[begin MATERIAL PROVIDED]

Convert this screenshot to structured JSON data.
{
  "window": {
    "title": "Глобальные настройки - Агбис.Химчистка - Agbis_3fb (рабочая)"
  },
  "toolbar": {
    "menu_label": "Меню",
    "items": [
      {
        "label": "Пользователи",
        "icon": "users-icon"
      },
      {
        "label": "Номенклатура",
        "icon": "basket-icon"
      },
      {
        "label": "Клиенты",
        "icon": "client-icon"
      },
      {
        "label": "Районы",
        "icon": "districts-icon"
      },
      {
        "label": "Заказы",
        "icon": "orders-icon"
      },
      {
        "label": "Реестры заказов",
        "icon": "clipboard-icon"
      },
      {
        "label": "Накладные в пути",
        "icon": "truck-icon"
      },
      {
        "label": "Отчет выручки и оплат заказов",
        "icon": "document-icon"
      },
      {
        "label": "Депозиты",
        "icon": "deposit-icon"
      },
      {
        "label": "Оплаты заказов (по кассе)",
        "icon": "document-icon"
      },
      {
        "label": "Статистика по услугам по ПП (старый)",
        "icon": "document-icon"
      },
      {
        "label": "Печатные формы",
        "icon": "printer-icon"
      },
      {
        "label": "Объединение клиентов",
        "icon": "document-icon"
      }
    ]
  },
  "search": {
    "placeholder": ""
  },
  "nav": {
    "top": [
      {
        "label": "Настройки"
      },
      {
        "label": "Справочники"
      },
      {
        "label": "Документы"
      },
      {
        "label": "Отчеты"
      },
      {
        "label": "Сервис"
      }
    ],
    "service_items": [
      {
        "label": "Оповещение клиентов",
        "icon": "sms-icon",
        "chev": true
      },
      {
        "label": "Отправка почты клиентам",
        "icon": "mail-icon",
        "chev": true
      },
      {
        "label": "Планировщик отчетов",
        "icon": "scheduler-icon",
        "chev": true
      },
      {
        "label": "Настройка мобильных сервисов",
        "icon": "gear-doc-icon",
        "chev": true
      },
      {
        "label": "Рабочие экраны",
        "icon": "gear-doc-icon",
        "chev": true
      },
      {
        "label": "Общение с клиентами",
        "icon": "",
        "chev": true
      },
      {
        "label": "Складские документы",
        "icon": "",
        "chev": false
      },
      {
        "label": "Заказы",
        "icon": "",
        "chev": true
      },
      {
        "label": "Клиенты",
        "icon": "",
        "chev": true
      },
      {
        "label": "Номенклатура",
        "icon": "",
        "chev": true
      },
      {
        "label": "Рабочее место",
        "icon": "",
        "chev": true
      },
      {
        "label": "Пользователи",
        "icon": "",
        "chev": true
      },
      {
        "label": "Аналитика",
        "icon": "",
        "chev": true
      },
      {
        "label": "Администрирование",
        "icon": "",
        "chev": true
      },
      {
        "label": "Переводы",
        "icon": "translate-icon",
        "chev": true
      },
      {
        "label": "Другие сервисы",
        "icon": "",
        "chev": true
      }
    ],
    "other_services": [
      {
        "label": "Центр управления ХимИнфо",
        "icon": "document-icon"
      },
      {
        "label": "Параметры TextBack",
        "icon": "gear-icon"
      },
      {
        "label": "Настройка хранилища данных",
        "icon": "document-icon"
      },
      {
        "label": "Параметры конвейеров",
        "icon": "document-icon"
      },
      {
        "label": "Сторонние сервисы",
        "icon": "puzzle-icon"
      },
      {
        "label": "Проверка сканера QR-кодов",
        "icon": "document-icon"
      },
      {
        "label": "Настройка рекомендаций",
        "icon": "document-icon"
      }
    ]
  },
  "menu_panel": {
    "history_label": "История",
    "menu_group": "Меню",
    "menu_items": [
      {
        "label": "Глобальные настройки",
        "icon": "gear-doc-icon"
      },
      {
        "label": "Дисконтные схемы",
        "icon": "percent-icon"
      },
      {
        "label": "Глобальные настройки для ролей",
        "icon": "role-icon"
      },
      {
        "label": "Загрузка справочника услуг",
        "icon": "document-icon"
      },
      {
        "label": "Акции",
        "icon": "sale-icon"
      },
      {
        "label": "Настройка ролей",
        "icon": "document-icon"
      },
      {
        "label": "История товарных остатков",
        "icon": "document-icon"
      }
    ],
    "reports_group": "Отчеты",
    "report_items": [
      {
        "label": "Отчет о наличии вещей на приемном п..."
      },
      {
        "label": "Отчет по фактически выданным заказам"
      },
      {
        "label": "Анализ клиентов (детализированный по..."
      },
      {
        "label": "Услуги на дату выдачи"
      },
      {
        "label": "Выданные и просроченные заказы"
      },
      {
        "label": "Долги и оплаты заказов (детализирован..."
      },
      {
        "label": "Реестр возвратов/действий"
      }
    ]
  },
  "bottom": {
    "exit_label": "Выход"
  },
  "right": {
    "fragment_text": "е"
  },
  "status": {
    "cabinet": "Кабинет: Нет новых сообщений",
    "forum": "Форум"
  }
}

[end MATERIAL PROVIDED]

Return the full listing, character for character.

Convert this screenshot to structured JSON data.
{
  "window": {
    "title": "Глобальные настройки - Агбис.Химчистка - Agbis_3fb (рабочая)"
  },
  "toolbar": {
    "menu_label": "Меню",
    "items": [
      {
        "label": "Пользователи",
        "icon": "users-icon"
      },
      {
        "label": "Номенклатура",
        "icon": "basket-icon"
      },
      {
        "label": "Клиенты",
        "icon": "client-icon"
      },
      {
        "label": "Районы",
        "icon": "districts-icon"
      },
      {
        "label": "Заказы",
        "icon": "orders-icon"
      },
      {
        "label": "Реестры заказов",
        "icon": "clipboard-icon"
      },
      {
        "label": "Накладные в пути",
        "icon": "truck-icon"
      },
      {
        "label": "Отчет выручки и оплат заказов",
        "icon": "document-icon"
      },
      {
        "label": "Депозиты",
        "icon": "deposit-icon"
      },
      {
        "label": "Оплаты заказов (по кассе)",
        "icon": "document-icon"
      },
      {
        "label": "Статистика по услугам по ПП (старый)",
        "icon": "document-icon"
      },
      {
        "label": "Печатные формы",
        "icon": "printer-icon"
      },
      {
        "label": "Объединение клиентов",
        "icon": "document-icon"
      }
    ]
  },
  "search": {
    "placeholder": ""
  },
  "nav": {
    "top": [
      {
        "label": "Настройки"
      },
      {
        "label": "Справочники"
      },
      {
        "label": "Документы"
      },
      {
        "label": "Отчеты"
      },
      {
        "label": "Сервис"
      }
    ],
    "service_items": [
      {
        "label": "Оповещение клиентов",
        "icon": "sms-icon",
        "chev": true
      },
      {
        "label": "Отправка почты клиентам",
        "icon": "mail-icon",
        "chev": true
      },
      {
        "label": "Планировщик отчетов",
        "icon": "scheduler-icon",
        "chev": true
      },
      {
        "label": "Настройка мобильных сервисов",
        "icon": "gear-doc-icon",
        "chev": true
      },
      {
        "label": "Рабочие экраны",
        "icon": "gear-doc-icon",
        "chev": true
      },
      {
        "label": "Общение с клиентами",
        "icon": "",
        "chev": true
      },
      {
        "label": "Складские документы",
        "icon": "",
        "chev": false
      },
      {
        "label": "Заказы",
        "icon": "",
        "chev": true
      },
      {
        "label": "Клиенты",
        "icon": "",
        "chev": true
      },
      {
        "label": "Номенклатура",
        "icon": "",
        "chev": true
      },
      {
        "label": "Рабочее место",
        "icon": "",
        "chev": true
      },
      {
        "label": "Пользователи",
        "icon": "",
        "chev": true
      },
      {
        "label": "Аналитика",
        "icon": "",
        "chev": true
      },
      {
        "label": "Администрирование",
        "icon": "",
        "chev": true
      },
      {
        "label": "Переводы",
        "icon": "translate-icon",
        "chev": true
      },
      {
        "label": "Другие сервисы",
        "icon": "",
        "chev": true
      }
    ],
    "other_services": [
      {
        "label": "Центр управления ХимИнфо",
        "icon": "document-icon"
      },
      {
        "label": "Параметры TextBack",
        "icon": "gear-icon"
      },
      {
        "label": "Настройка хранилища данных",
        "icon": "document-icon"
      },
      {
        "label": "Параметры конвейеров",
        "icon": "document-icon"
      },
      {
        "label": "Сторонние сервисы",
        "icon": "puzzle-icon"
      },
      {
        "label": "Проверка сканера QR-кодов",
        "icon": "document-icon"
      },
      {
        "label": "Настройка рекомендаций",
        "icon": "document-icon"
      }
    ]
  },
  "menu_panel": {
    "history_label": "История",
    "menu_group": "Меню",
    "menu_items": [
      {
        "label": "Глобальные настройки",
        "icon": "gear-doc-icon"
      },
      {
        "label": "Дисконтные схемы",
        "icon": "percent-icon"
      },
      {
        "label": "Глобальные настройки для ролей",
        "icon": "role-icon"
      },
      {
        "label": "Загрузка справочника услуг",
        "icon": "document-icon"
      },
      {
        "label": "Акции",
        "icon": "sale-icon"
      },
      {
        "label": "Настройка ролей",
        "icon": "document-icon"
      },
      {
        "label": "История товарных остатков",
        "icon": "document-icon"
      }
    ],
    "reports_group": "Отчеты",
    "report_items": [
      {
        "label": "Отчет о наличии вещей на приемном п..."
      },
      {
        "label": "Отчет по фактически выданным заказам"
      },
      {
        "label": "Анализ клиентов (детализированный по..."
      },
      {
        "label": "Услуги на дату выдачи"
      },
      {
        "label": "Выданные и просроченные заказы"
      },
      {
        "label": "Долги и оплаты заказов (детализирован..."
      },
      {
        "label": "Реестр возвратов/действий"
      }
    ]
  },
  "bottom": {
    "exit_label": "Выход"
  },
  "right": {
    "fragment_text": "е"
  },
  "status": {
    "cabinet": "Кабинет: Нет новых сообщений",
    "forum": "Форум"
  }
}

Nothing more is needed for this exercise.